---- Exercise materials

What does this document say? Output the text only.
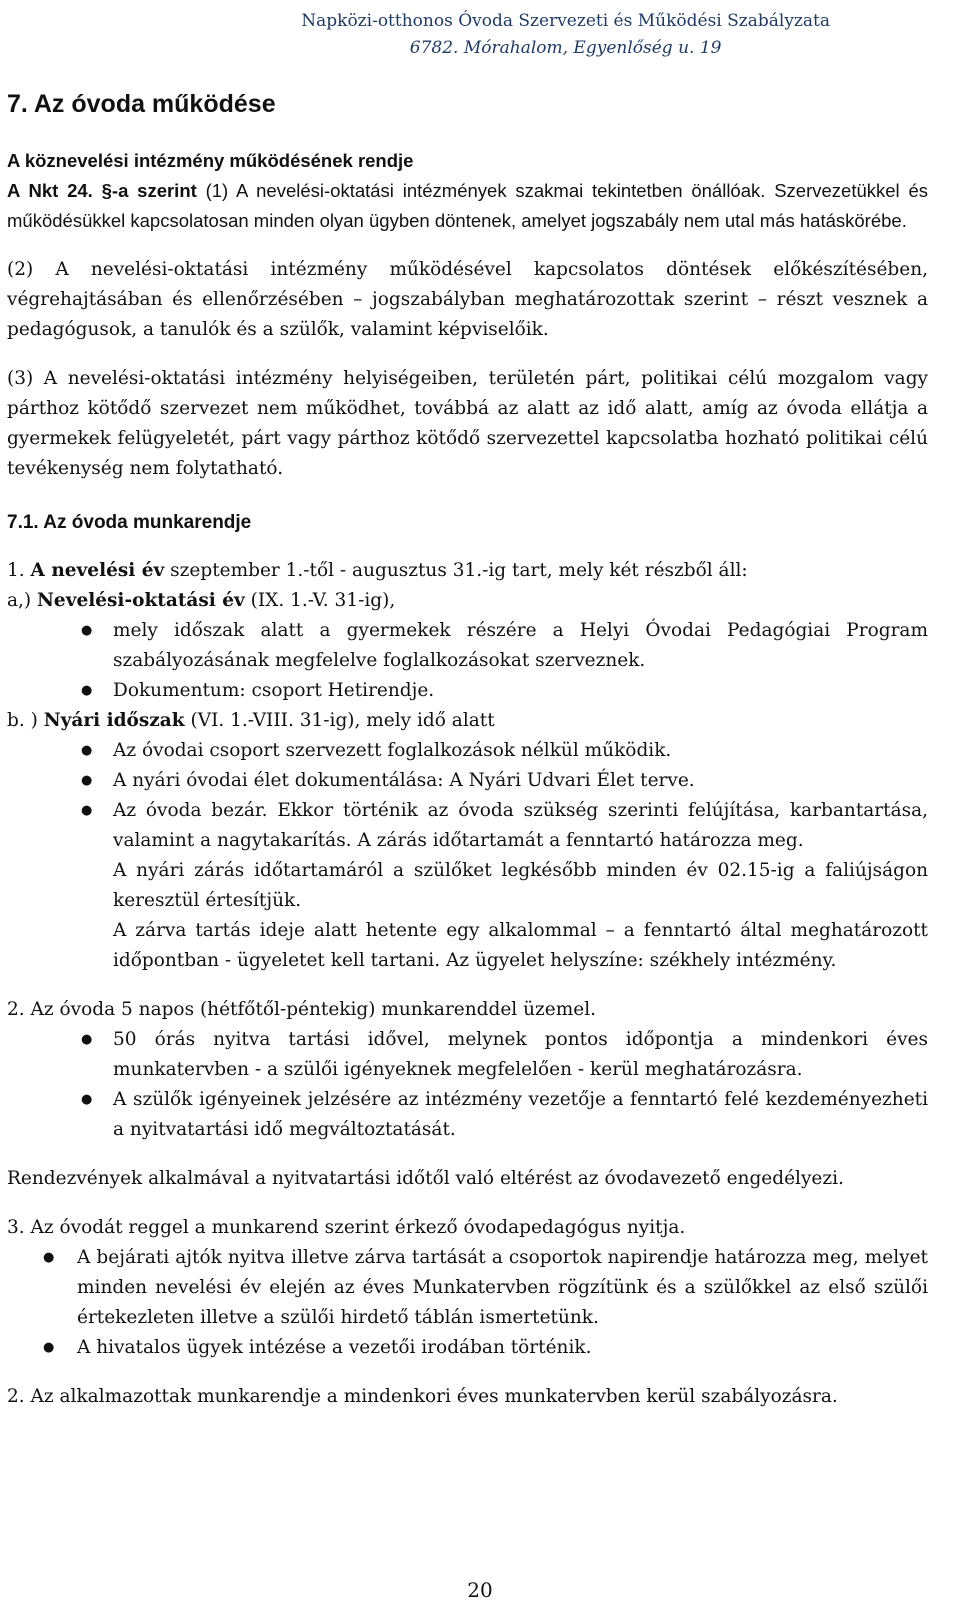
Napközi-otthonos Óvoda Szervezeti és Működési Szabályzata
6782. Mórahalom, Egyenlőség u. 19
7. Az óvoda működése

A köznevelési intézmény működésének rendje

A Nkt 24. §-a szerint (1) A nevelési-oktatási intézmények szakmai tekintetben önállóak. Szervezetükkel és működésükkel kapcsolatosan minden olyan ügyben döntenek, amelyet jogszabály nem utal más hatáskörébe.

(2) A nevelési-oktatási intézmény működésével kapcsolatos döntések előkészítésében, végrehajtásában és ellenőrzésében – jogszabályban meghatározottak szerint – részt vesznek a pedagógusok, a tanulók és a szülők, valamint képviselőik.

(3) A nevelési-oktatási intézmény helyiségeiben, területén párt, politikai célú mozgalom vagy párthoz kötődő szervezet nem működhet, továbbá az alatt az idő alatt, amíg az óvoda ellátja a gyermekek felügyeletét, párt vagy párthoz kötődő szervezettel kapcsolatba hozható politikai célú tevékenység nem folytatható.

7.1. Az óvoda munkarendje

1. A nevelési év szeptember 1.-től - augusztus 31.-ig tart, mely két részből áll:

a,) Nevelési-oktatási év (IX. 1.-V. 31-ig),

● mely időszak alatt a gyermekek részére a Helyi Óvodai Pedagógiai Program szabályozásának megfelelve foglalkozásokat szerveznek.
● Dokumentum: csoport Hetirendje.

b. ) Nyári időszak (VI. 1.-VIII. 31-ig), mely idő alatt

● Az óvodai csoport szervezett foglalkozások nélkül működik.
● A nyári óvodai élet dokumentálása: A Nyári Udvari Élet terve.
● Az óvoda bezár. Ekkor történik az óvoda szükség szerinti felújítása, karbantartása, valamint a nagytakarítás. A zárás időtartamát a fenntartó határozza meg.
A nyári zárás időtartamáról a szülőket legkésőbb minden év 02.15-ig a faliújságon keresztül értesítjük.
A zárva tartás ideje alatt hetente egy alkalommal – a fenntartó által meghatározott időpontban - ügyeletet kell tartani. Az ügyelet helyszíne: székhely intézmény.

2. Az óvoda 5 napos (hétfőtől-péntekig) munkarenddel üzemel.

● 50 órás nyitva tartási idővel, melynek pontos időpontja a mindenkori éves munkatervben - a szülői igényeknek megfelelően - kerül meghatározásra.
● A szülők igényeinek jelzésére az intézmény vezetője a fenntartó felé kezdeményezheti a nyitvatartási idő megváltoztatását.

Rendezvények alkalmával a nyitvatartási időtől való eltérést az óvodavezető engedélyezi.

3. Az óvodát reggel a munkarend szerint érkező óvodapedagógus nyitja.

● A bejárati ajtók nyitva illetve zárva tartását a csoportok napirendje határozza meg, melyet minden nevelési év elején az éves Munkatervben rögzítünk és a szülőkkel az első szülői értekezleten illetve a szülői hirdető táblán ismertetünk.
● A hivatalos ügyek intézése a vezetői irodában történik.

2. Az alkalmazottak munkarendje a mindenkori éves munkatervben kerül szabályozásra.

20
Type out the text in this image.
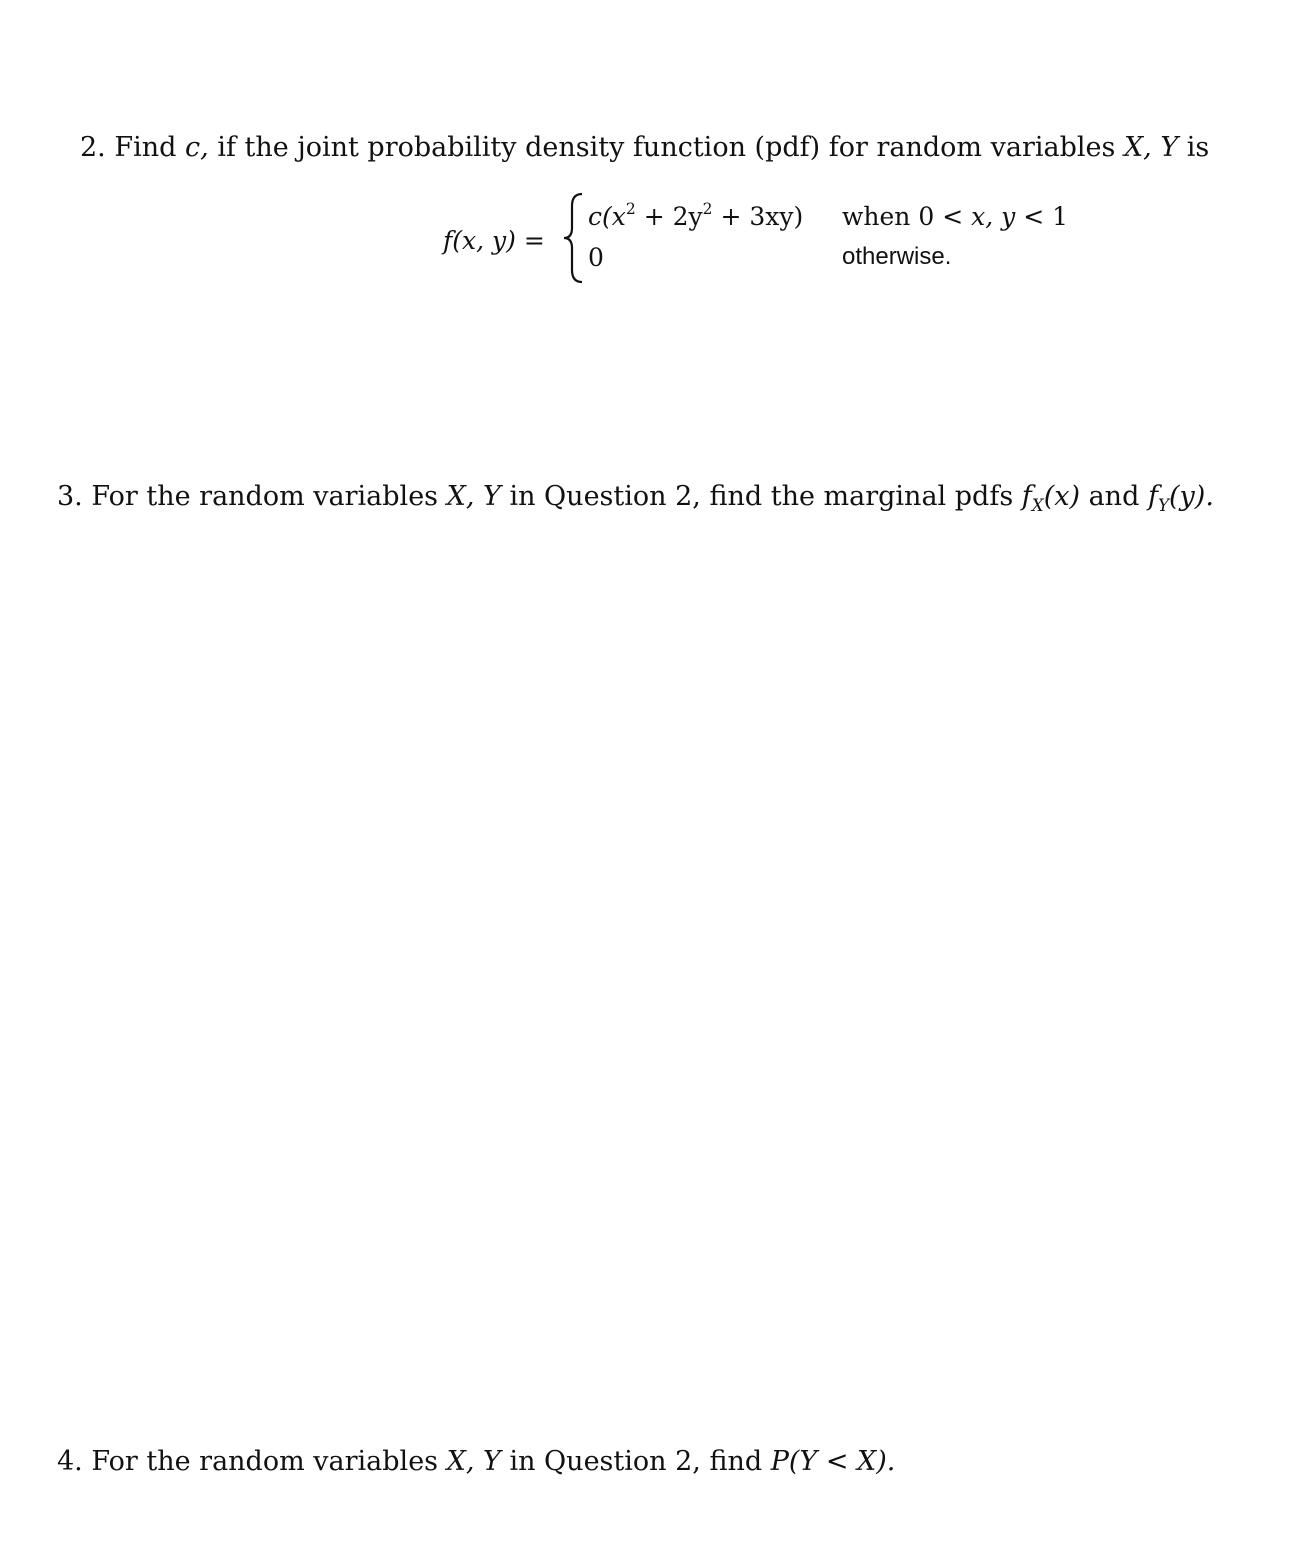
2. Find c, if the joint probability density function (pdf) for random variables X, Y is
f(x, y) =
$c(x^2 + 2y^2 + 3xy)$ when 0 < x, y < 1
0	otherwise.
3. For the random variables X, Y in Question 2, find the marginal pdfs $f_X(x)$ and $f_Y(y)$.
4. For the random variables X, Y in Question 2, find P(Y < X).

--------

Reproduce every entry word for word, but skip any pictures.

What does this document say? Output the text only.
Napközi-otthonos Óvoda Szervezeti és Működési Szabályzata
6782. Mórahalom, Egyenlőség u. 19
7. Az óvoda működése

A köznevelési intézmény működésének rendje

A Nkt 24. §-a szerint (1) A nevelési-oktatási intézmények szakmai tekintetben önállóak. Szervezetükkel és működésükkel kapcsolatosan minden olyan ügyben döntenek, amelyet jogszabály nem utal más hatáskörébe.

(2) A nevelési-oktatási intézmény működésével kapcsolatos döntések előkészítésében, végrehajtásában és ellenőrzésében – jogszabályban meghatározottak szerint – részt vesznek a pedagógusok, a tanulók és a szülők, valamint képviselőik.

(3) A nevelési-oktatási intézmény helyiségeiben, területén párt, politikai célú mozgalom vagy párthoz kötődő szervezet nem működhet, továbbá az alatt az idő alatt, amíg az óvoda ellátja a gyermekek felügyeletét, párt vagy párthoz kötődő szervezettel kapcsolatba hozható politikai célú tevékenység nem folytatható.

7.1. Az óvoda munkarendje

1. A nevelési év szeptember 1.-től - augusztus 31.-ig tart, mely két részből áll:

a,) Nevelési-oktatási év (IX. 1.-V. 31-ig),

● mely időszak alatt a gyermekek részére a Helyi Óvodai Pedagógiai Program szabályozásának megfelelve foglalkozásokat szerveznek.
● Dokumentum: csoport Hetirendje.

b. ) Nyári időszak (VI. 1.-VIII. 31-ig), mely idő alatt

● Az óvodai csoport szervezett foglalkozások nélkül működik.
● A nyári óvodai élet dokumentálása: A Nyári Udvari Élet terve.
● Az óvoda bezár. Ekkor történik az óvoda szükség szerinti felújítása, karbantartása, valamint a nagytakarítás. A zárás időtartamát a fenntartó határozza meg.
A nyári zárás időtartamáról a szülőket legkésőbb minden év 02.15-ig a faliújságon keresztül értesítjük.
A zárva tartás ideje alatt hetente egy alkalommal – a fenntartó által meghatározott időpontban - ügyeletet kell tartani. Az ügyelet helyszíne: székhely intézmény.

2. Az óvoda 5 napos (hétfőtől-péntekig) munkarenddel üzemel.

● 50 órás nyitva tartási idővel, melynek pontos időpontja a mindenkori éves munkatervben - a szülői igényeknek megfelelően - kerül meghatározásra.
● A szülők igényeinek jelzésére az intézmény vezetője a fenntartó felé kezdeményezheti a nyitvatartási idő megváltoztatását.

Rendezvények alkalmával a nyitvatartási időtől való eltérést az óvodavezető engedélyezi.

3. Az óvodát reggel a munkarend szerint érkező óvodapedagógus nyitja.

● A bejárati ajtók nyitva illetve zárva tartását a csoportok napirendje határozza meg, melyet minden nevelési év elején az éves Munkatervben rögzítünk és a szülőkkel az első szülői értekezleten illetve a szülői hirdető táblán ismertetünk.
● A hivatalos ügyek intézése a vezetői irodában történik.

2. Az alkalmazottak munkarendje a mindenkori éves munkatervben kerül szabályozásra.

20
Type out the text in this image.
2. Find c, if the joint probability density function (pdf) for random variables X, Y is
f(x, y) =
$c(x^2 + 2y^2 + 3xy)$ when 0 < x, y < 1
0	otherwise.
3. For the random variables X, Y in Question 2, find the marginal pdfs $f_X(x)$ and $f_Y(y)$.
4. For the random variables X, Y in Question 2, find P(Y < X).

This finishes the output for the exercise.